**Objective:** Each line that includes the word "JSON" counts once; give the total and nothing more.

**Dataset excerpts:**
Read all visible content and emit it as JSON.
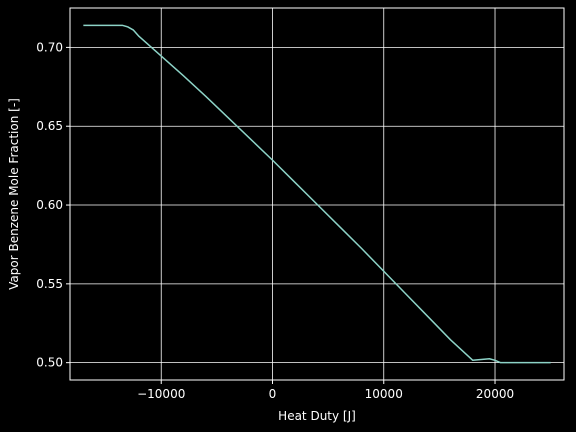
{
  "chart_data": {
    "type": "line",
    "title": "",
    "xlabel": "Heat Duty [J]",
    "ylabel": "Vapor Benzene Mole Fraction [-]",
    "xlim": [
      -18200,
      26200
    ],
    "ylim": [
      0.489,
      0.725
    ],
    "xticks": [
      -10000,
      0,
      10000,
      20000
    ],
    "xtick_labels": [
      "−10000",
      "0",
      "10000",
      "20000"
    ],
    "yticks": [
      0.5,
      0.55,
      0.6,
      0.65,
      0.7
    ],
    "ytick_labels": [
      "0.50",
      "0.55",
      "0.60",
      "0.65",
      "0.70"
    ],
    "grid": true,
    "background": "#000000",
    "foreground": "#ffffff",
    "series": [
      {
        "color": "#8dd3c7",
        "x": [
          -17000,
          -15000,
          -14000,
          -13500,
          -13000,
          -12500,
          -12000,
          -10000,
          -8000,
          -6000,
          -4000,
          -2000,
          0,
          2000,
          4000,
          6000,
          8000,
          10000,
          12000,
          14000,
          16000,
          18000,
          19500,
          20000,
          20500,
          21000,
          23000,
          25000
        ],
        "y": [
          0.714,
          0.714,
          0.714,
          0.714,
          0.713,
          0.711,
          0.707,
          0.6945,
          0.682,
          0.669,
          0.6555,
          0.642,
          0.6285,
          0.6145,
          0.6005,
          0.5865,
          0.5725,
          0.558,
          0.5435,
          0.529,
          0.5145,
          0.5015,
          0.5025,
          0.5015,
          0.5,
          0.5,
          0.5,
          0.5
        ]
      }
    ]
  }
}
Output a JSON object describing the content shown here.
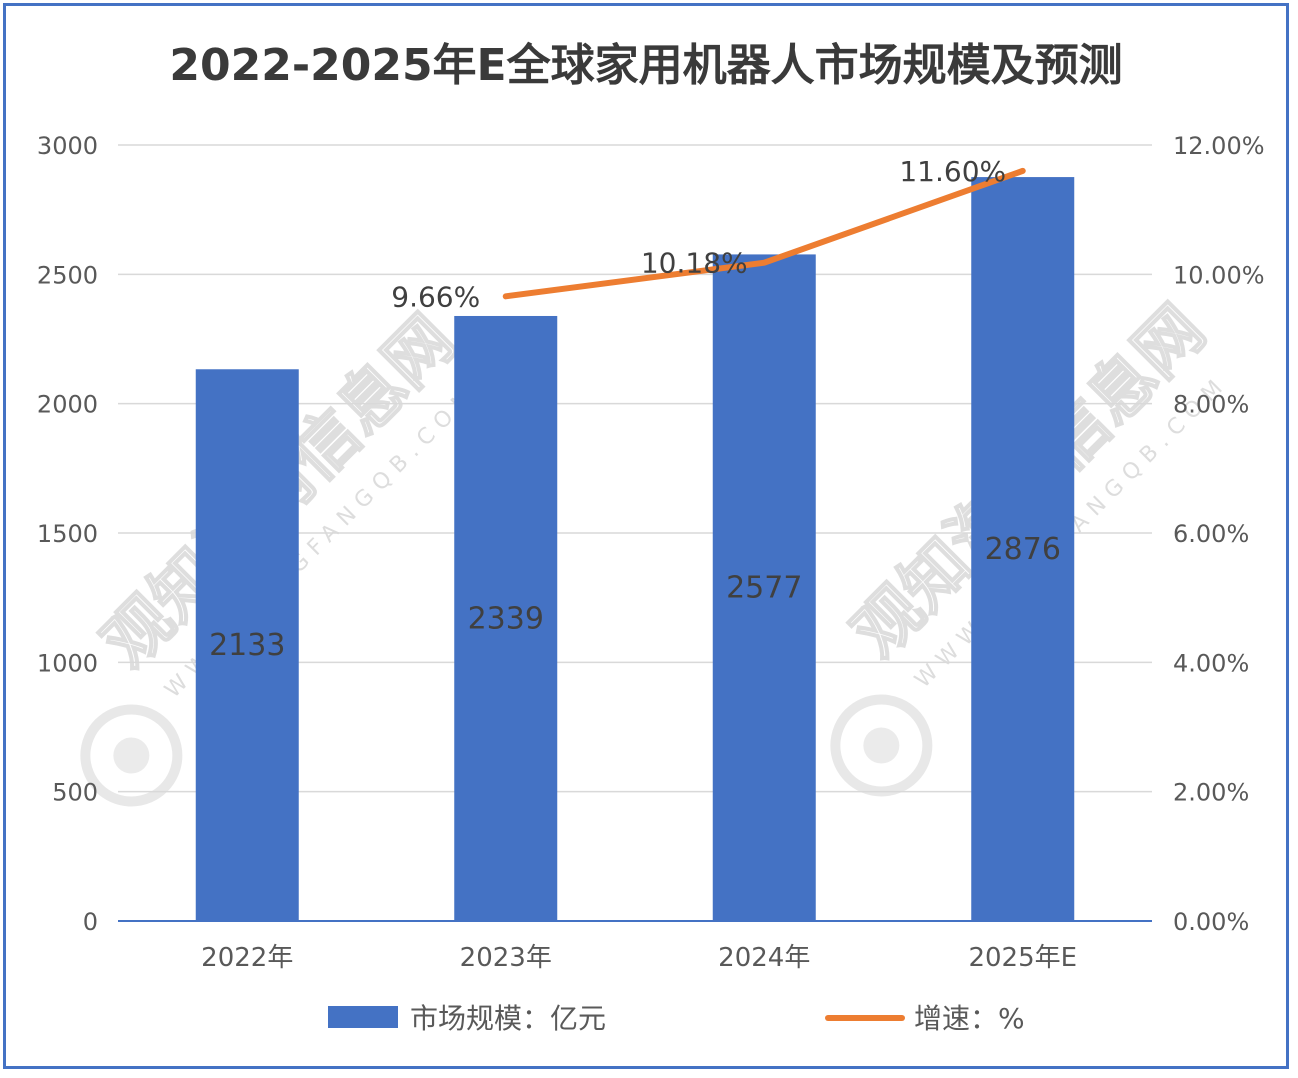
{
  "chart_data": {
    "type": "bar+line",
    "title": "2022-2025年E全球家用机器人市场规模及预测",
    "categories": [
      "2022年",
      "2023年",
      "2024年",
      "2025年E"
    ],
    "series": [
      {
        "name": "市场规模：亿元",
        "kind": "bar",
        "axis": "left",
        "color": "#4472C4",
        "values": [
          2133,
          2339,
          2577,
          2876
        ],
        "labels": [
          "2133",
          "2339",
          "2577",
          "2876"
        ]
      },
      {
        "name": "增速：%",
        "kind": "line",
        "axis": "right",
        "color": "#ED7D31",
        "values": [
          null,
          9.66,
          10.18,
          11.6
        ],
        "labels": [
          "",
          "9.66%",
          "10.18%",
          "11.60%"
        ]
      }
    ],
    "y_left": {
      "min": 0,
      "max": 3000,
      "ticks": [
        "0",
        "500",
        "1000",
        "1500",
        "2000",
        "2500",
        "3000"
      ]
    },
    "y_right": {
      "min": 0,
      "max": 12,
      "ticks": [
        "0.00%",
        "2.00%",
        "4.00%",
        "6.00%",
        "8.00%",
        "10.00%",
        "12.00%"
      ]
    },
    "grid": true,
    "legend_position": "bottom"
  },
  "watermark": {
    "text": "观知海内信息网",
    "sub": "WWW.DONGFANGQB.COM"
  }
}
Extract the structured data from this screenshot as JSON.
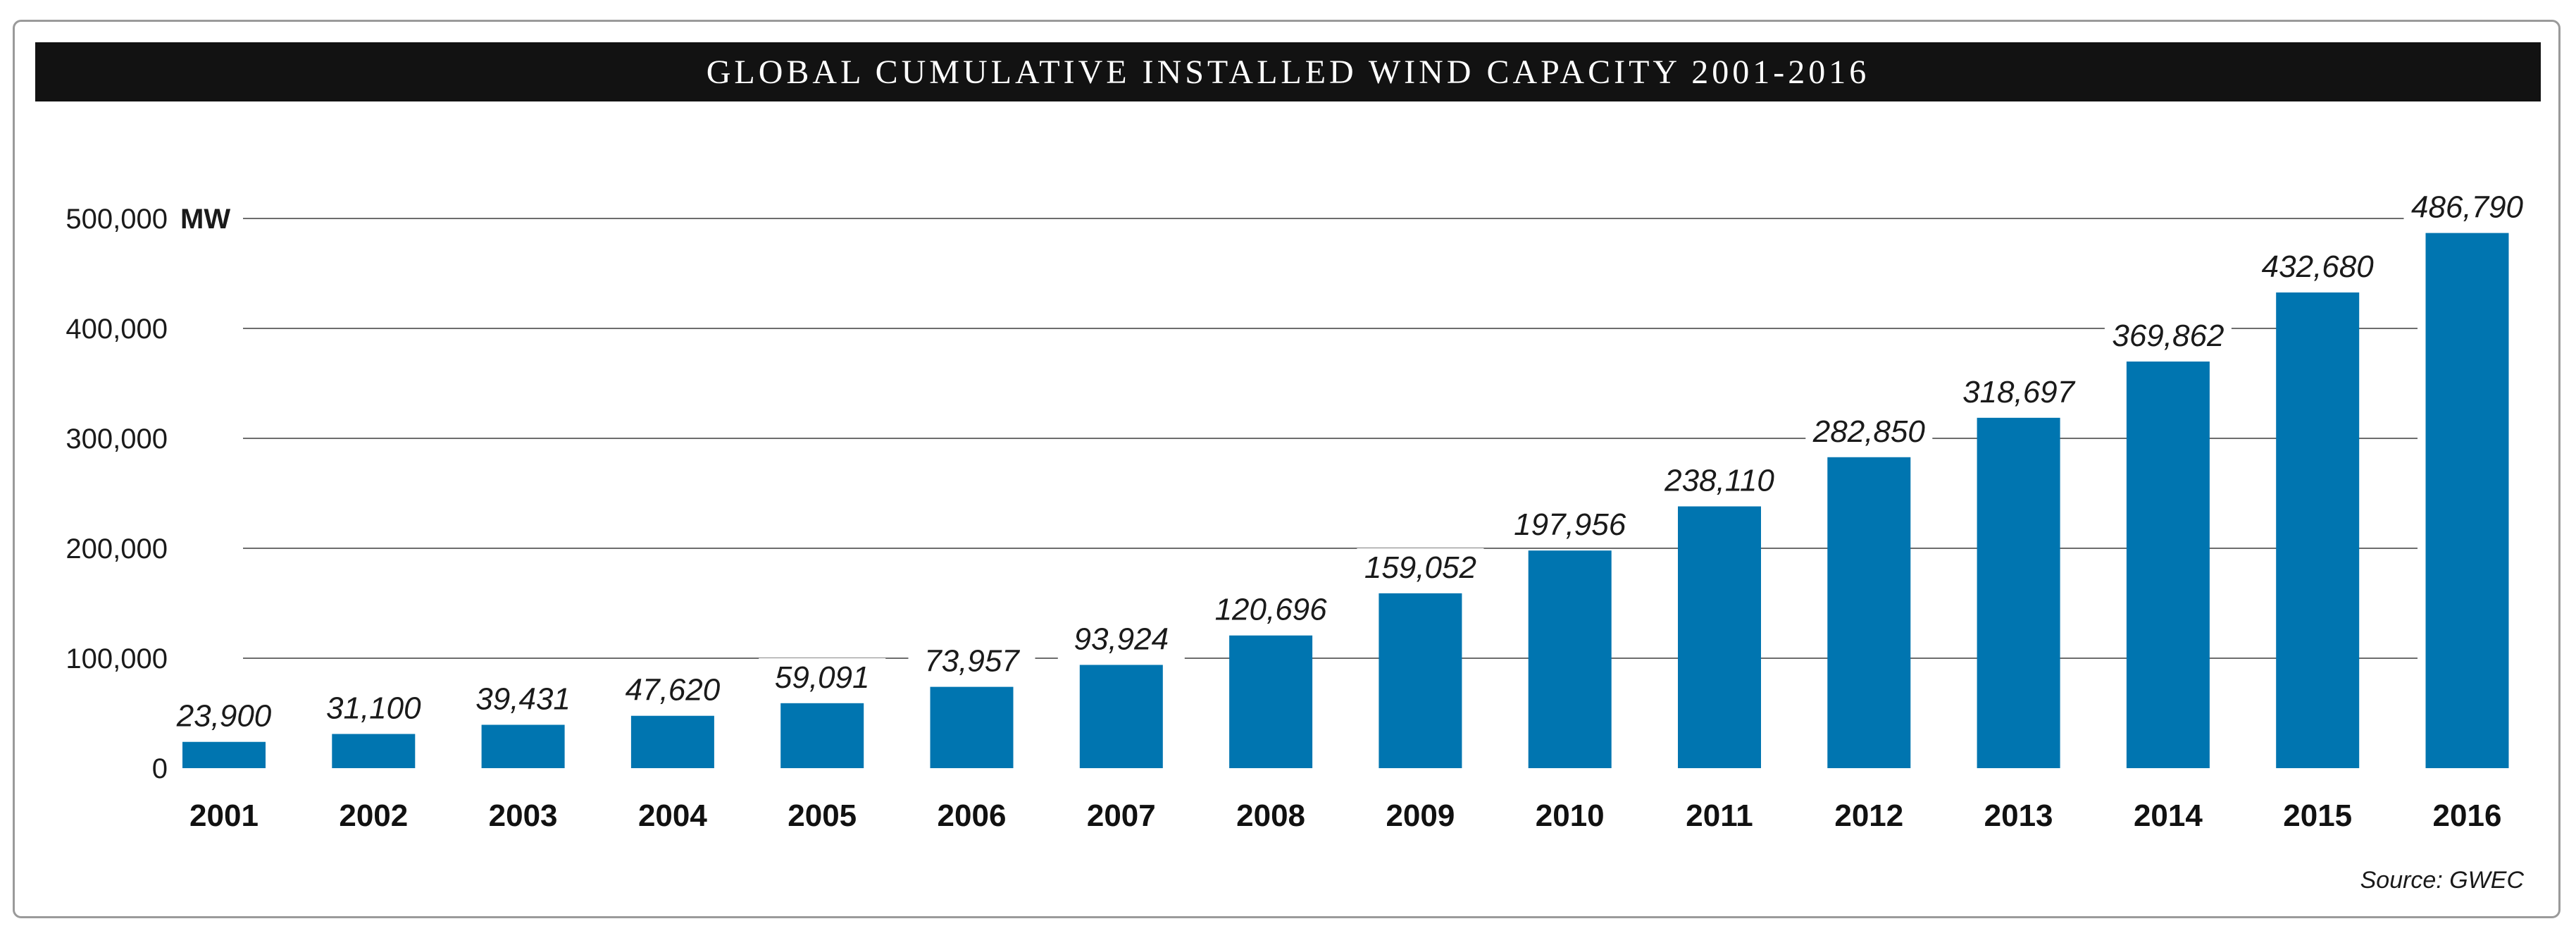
{
  "title": "GLOBAL CUMULATIVE INSTALLED WIND CAPACITY 2001-2016",
  "source": "Source: GWEC",
  "colors": {
    "bar": "#0075b0",
    "title_bg": "#121212",
    "title_text": "#ffffff",
    "grid": "#6d6d6d"
  },
  "chart_data": {
    "type": "bar",
    "title": "GLOBAL CUMULATIVE INSTALLED WIND CAPACITY 2001-2016",
    "ylabel": "MW",
    "xlabel": "",
    "categories": [
      "2001",
      "2002",
      "2003",
      "2004",
      "2005",
      "2006",
      "2007",
      "2008",
      "2009",
      "2010",
      "2011",
      "2012",
      "2013",
      "2014",
      "2015",
      "2016"
    ],
    "values": [
      23900,
      31100,
      39431,
      47620,
      59091,
      73957,
      93924,
      120696,
      159052,
      197956,
      238110,
      282850,
      318697,
      369862,
      432680,
      486790
    ],
    "value_labels": [
      "23,900",
      "31,100",
      "39,431",
      "47,620",
      "59,091",
      "73,957",
      "93,924",
      "120,696",
      "159,052",
      "197,956",
      "238,110",
      "282,850",
      "318,697",
      "369,862",
      "432,680",
      "486,790"
    ],
    "yticks": [
      0,
      100000,
      200000,
      300000,
      400000,
      500000
    ],
    "ytick_labels": [
      "0",
      "100,000",
      "200,000",
      "300,000",
      "400,000",
      "500,000"
    ],
    "ylim": [
      0,
      500000
    ],
    "grid": true
  }
}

**Answer to the problem:** 3